Prompt - Pull out from the material below all lines with "精细化工配方常用原料手册".

[Collected data]
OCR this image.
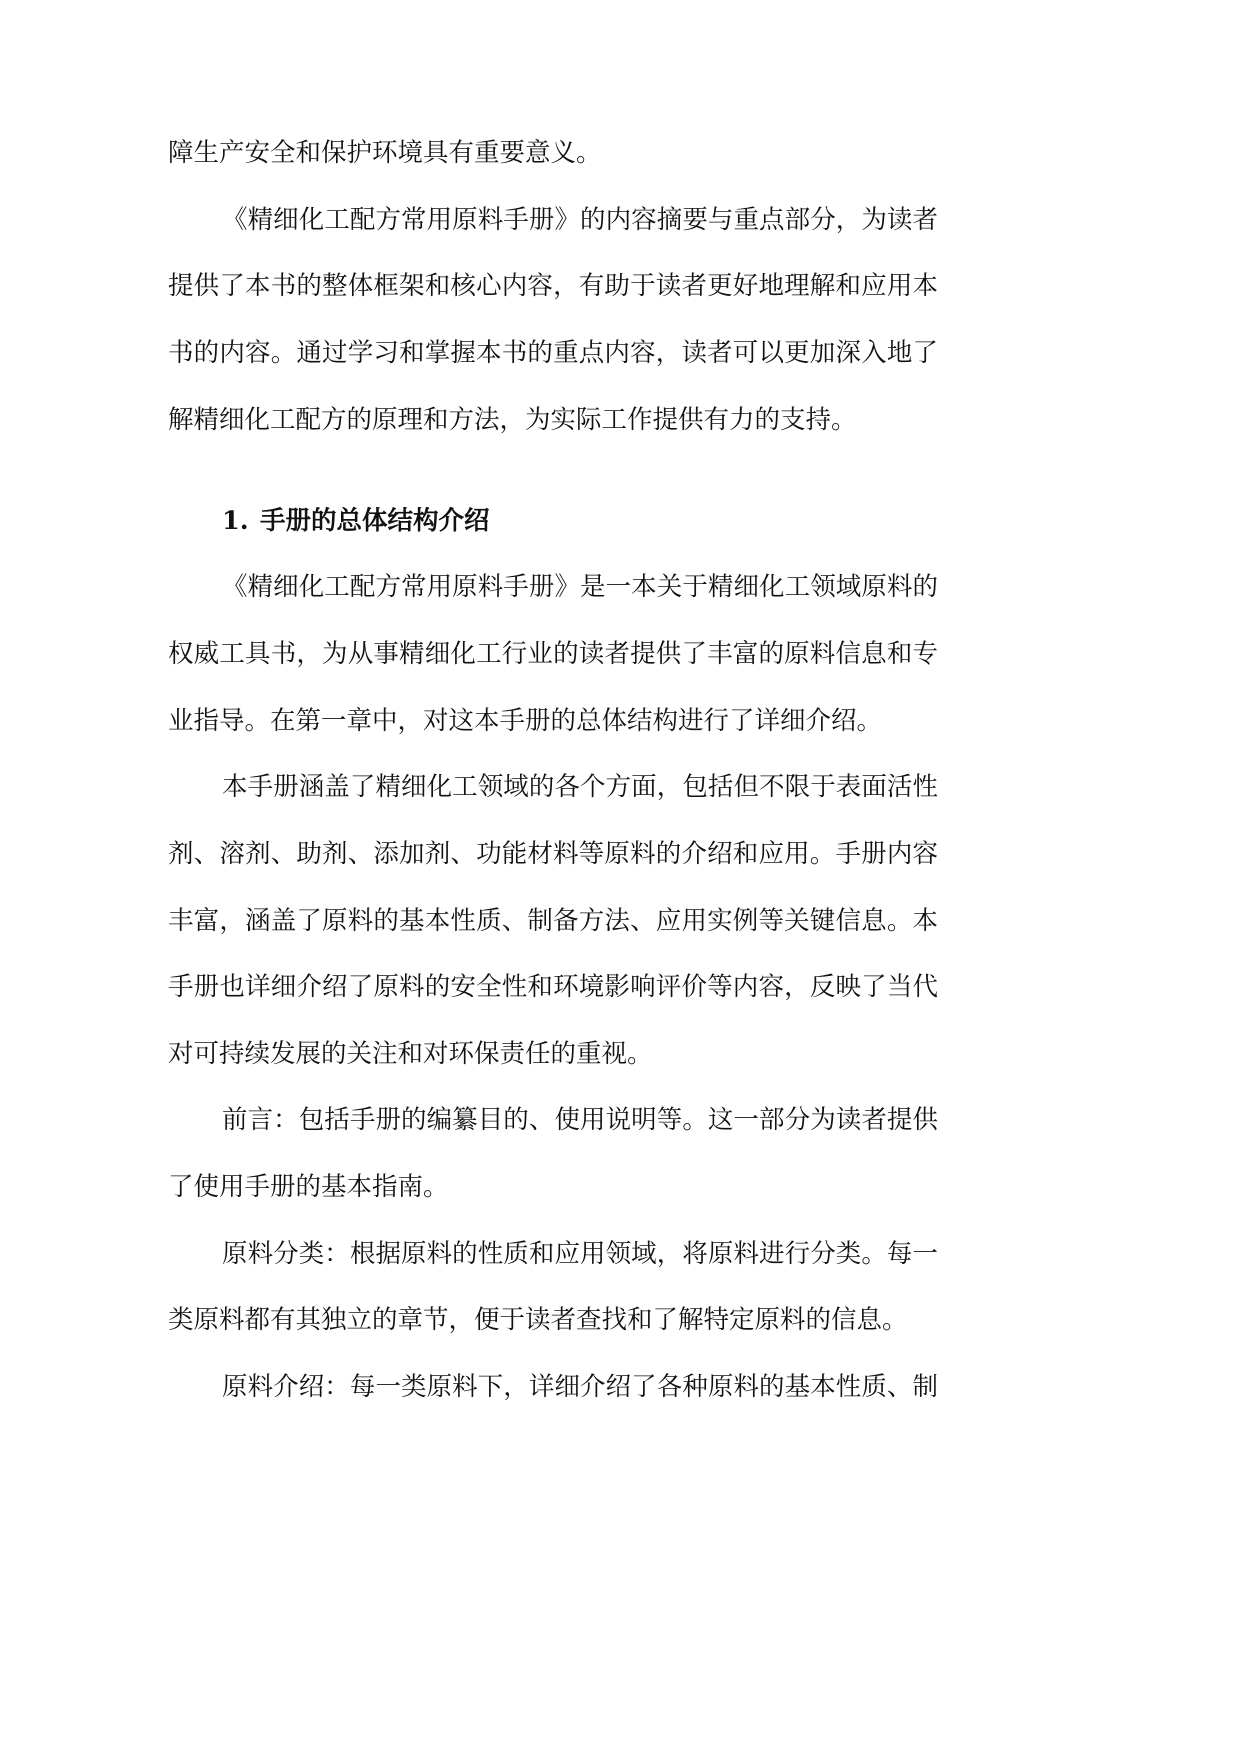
障生产安全和保护环境具有重要意义。

《精细化工配方常用原料手册》的内容摘要与重点部分，为读者
提供了本书的整体框架和核心内容，有助于读者更好地理解和应用本
书的内容。通过学习和掌握本书的重点内容，读者可以更加深入地了
解精细化工配方的原理和方法，为实际工作提供有力的支持。

1. 手册的总体结构介绍

《精细化工配方常用原料手册》是一本关于精细化工领域原料的
权威工具书，为从事精细化工行业的读者提供了丰富的原料信息和专
业指导。在第一章中，对这本手册的总体结构进行了详细介绍。

本手册涵盖了精细化工领域的各个方面，包括但不限于表面活性
剂、溶剂、助剂、添加剂、功能材料等原料的介绍和应用。手册内容
丰富，涵盖了原料的基本性质、制备方法、应用实例等关键信息。本
手册也详细介绍了原料的安全性和环境影响评价等内容，反映了当代
对可持续发展的关注和对环保责任的重视。

前言：包括手册的编纂目的、使用说明等。这一部分为读者提供
了使用手册的基本指南。

原料分类：根据原料的性质和应用领域，将原料进行分类。每一
类原料都有其独立的章节，便于读者查找和了解特定原料的信息。

原料介绍：每一类原料下，详细介绍了各种原料的基本性质、制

Output for this task -
《精细化工配方常用原料手册》的内容摘要与重点部分，为读者
《精细化工配方常用原料手册》是一本关于精细化工领域原料的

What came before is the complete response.